* begin Extracted entries *

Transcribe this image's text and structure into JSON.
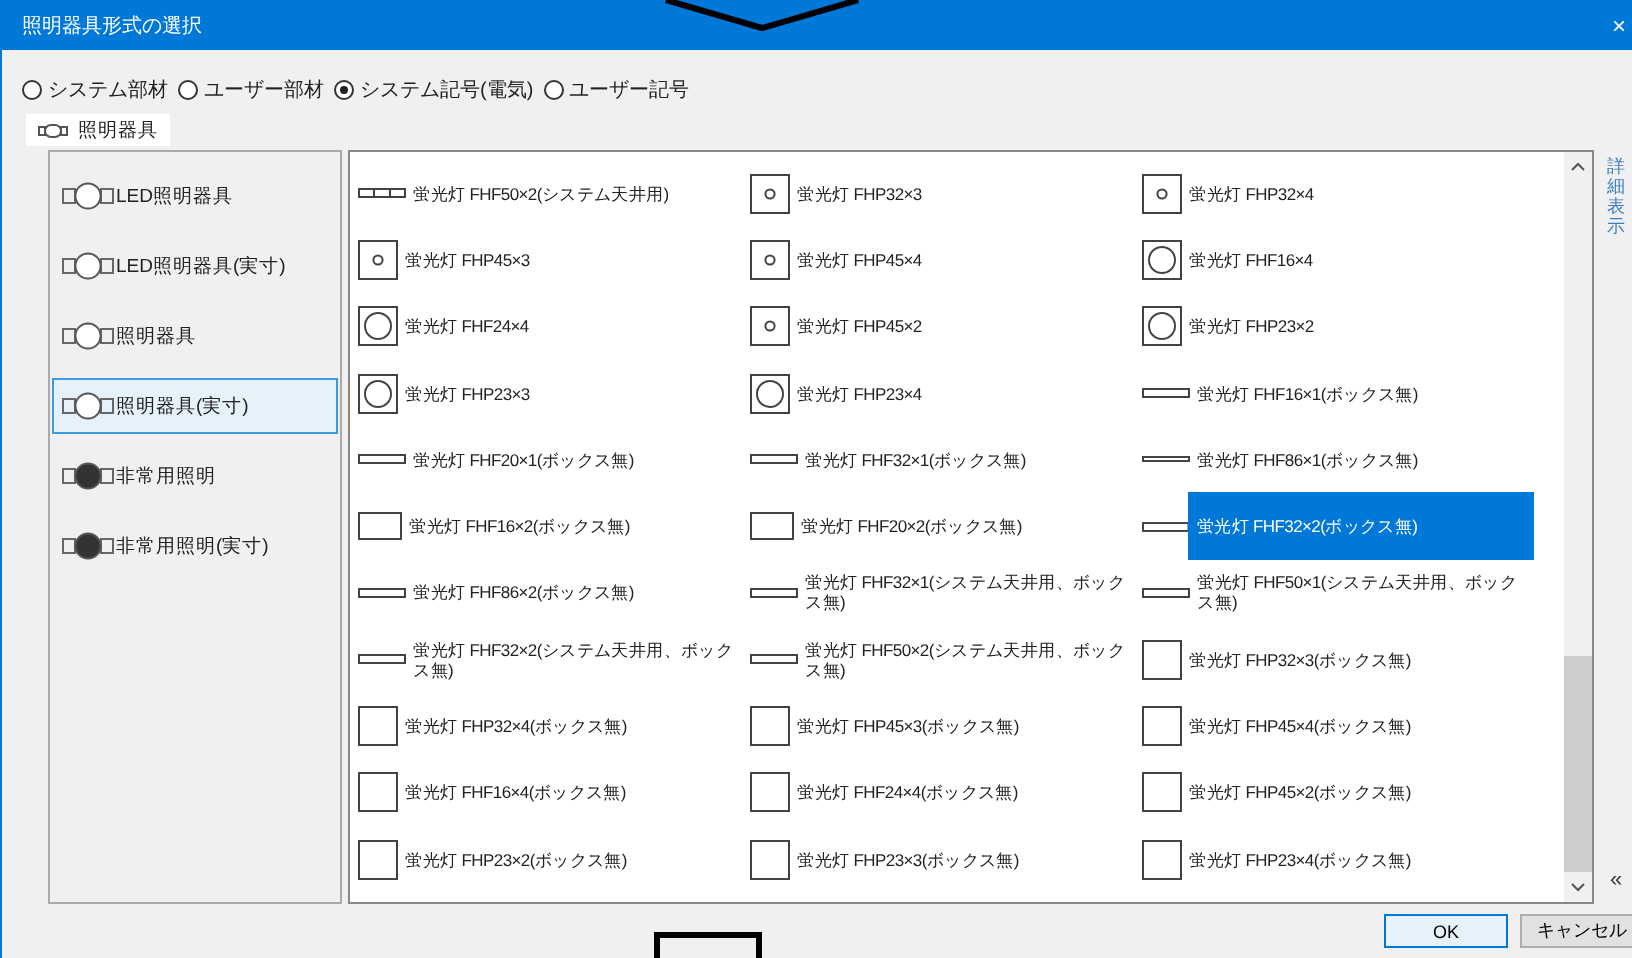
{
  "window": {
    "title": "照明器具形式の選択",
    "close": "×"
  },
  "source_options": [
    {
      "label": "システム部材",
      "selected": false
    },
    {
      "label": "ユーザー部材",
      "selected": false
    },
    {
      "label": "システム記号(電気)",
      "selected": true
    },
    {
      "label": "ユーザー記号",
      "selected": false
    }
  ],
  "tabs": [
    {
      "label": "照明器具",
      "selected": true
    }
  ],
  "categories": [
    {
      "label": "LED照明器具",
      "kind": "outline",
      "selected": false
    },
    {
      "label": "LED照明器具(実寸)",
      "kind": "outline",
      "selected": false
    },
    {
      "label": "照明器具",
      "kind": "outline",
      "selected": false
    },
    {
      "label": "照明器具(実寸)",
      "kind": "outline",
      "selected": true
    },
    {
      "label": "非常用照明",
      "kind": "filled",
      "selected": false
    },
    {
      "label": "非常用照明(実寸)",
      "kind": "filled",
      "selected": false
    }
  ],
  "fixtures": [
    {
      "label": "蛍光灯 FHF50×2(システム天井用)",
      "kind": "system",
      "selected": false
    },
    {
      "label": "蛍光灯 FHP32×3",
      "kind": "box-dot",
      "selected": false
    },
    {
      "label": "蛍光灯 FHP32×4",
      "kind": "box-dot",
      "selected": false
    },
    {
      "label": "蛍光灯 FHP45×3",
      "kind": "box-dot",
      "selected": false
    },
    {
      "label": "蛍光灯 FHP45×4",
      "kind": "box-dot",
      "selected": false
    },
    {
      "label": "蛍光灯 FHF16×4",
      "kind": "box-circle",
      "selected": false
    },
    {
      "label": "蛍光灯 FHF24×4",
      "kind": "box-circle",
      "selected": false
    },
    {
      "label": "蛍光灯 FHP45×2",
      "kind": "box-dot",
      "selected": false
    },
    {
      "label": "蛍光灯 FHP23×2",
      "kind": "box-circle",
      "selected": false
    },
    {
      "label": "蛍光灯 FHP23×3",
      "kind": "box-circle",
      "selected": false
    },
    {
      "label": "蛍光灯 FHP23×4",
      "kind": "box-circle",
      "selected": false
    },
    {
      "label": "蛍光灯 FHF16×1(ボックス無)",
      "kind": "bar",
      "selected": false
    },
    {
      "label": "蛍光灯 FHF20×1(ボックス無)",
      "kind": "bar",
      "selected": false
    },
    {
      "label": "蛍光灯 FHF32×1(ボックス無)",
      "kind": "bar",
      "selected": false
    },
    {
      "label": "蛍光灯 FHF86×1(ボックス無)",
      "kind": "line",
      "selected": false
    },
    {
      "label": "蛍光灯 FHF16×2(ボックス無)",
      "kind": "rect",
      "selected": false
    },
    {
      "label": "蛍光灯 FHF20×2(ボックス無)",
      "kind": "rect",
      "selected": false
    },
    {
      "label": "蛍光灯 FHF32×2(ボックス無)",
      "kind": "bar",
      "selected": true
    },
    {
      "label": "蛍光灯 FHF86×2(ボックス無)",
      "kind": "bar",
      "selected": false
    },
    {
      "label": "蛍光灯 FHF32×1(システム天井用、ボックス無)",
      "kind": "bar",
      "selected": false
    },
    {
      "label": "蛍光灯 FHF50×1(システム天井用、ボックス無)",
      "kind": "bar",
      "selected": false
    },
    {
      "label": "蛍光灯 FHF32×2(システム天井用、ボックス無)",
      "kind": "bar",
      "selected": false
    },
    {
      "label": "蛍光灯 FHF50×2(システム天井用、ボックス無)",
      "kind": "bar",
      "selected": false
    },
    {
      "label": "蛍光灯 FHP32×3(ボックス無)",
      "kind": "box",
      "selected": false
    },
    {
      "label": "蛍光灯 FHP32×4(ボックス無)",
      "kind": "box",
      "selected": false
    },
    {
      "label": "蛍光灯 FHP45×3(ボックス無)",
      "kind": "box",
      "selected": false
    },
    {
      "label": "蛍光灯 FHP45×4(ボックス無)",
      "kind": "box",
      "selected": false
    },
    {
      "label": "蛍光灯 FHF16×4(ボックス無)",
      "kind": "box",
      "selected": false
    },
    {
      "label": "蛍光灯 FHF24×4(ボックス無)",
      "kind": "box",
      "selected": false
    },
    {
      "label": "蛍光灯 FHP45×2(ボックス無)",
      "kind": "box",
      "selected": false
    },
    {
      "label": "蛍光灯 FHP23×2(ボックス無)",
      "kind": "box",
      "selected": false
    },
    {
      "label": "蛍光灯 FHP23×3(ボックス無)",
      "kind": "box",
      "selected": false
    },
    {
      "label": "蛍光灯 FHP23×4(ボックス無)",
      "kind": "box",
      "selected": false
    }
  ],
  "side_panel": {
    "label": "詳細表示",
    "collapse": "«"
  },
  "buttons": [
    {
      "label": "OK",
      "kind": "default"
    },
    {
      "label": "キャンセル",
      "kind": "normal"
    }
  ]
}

* end Extracted entries *
* begin Extracted entries *

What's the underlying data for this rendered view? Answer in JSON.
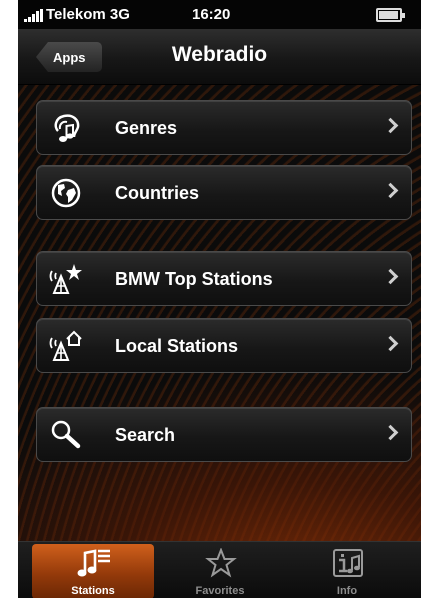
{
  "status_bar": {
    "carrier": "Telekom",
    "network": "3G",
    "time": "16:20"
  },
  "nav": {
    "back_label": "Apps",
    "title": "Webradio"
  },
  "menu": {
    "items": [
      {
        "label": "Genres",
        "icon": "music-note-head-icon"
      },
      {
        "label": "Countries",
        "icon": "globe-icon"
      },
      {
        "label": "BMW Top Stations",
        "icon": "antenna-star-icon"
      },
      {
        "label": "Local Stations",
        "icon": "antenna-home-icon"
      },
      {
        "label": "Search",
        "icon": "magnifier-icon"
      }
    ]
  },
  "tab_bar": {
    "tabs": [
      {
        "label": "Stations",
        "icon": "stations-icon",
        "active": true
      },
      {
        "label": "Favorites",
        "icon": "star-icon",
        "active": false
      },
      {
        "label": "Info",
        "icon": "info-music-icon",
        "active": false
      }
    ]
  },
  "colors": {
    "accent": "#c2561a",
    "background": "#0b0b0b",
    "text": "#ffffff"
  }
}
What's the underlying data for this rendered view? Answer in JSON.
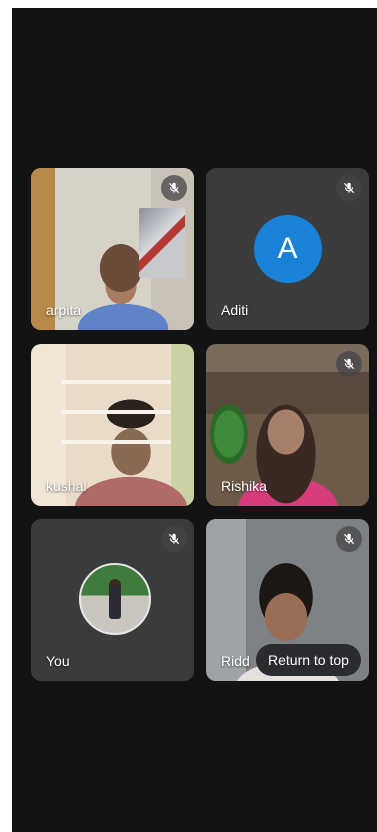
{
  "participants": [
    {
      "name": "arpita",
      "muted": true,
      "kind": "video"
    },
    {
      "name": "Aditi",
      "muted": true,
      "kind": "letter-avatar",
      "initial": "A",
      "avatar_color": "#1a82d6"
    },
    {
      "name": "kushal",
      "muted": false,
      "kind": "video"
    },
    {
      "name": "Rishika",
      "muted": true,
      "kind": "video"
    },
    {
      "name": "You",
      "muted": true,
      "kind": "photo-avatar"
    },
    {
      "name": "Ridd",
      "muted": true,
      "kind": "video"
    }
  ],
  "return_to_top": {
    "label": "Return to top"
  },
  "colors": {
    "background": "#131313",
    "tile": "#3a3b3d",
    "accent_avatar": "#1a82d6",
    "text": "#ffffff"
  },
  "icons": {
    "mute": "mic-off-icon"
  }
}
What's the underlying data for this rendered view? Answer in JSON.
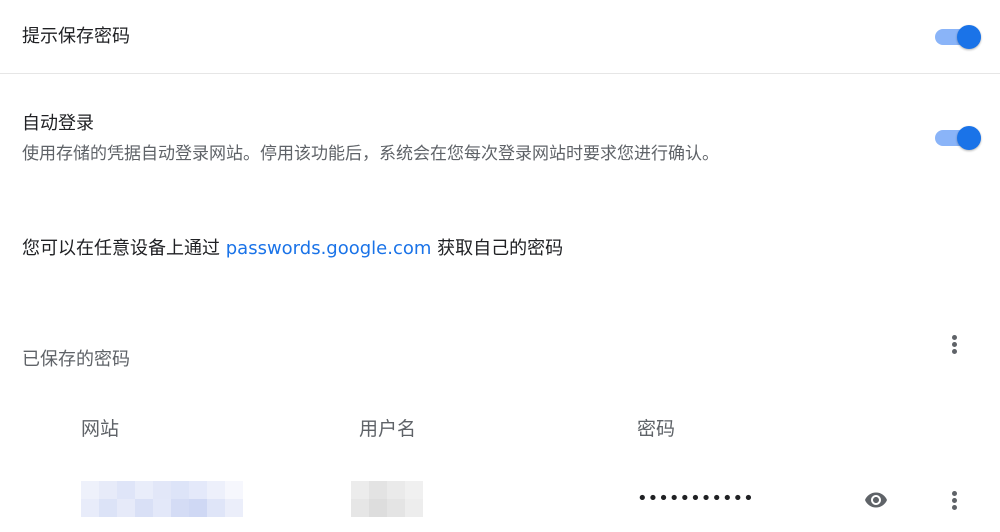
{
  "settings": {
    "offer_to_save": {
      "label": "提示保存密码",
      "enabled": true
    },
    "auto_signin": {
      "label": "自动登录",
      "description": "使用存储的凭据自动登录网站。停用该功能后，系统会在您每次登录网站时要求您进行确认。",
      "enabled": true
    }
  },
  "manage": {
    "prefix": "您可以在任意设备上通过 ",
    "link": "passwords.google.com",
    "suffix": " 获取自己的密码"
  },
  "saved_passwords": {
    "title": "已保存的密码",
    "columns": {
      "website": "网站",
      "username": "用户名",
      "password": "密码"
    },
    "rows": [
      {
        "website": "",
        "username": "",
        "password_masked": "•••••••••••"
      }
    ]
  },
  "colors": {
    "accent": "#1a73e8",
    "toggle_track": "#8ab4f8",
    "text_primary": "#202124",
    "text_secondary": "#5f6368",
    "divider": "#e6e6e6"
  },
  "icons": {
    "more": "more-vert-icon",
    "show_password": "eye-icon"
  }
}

* end Extracted entries *

== What is asked ==
Find every line of the data that holds the string "music", then say how many there are and nothing else.

== Task result ==
2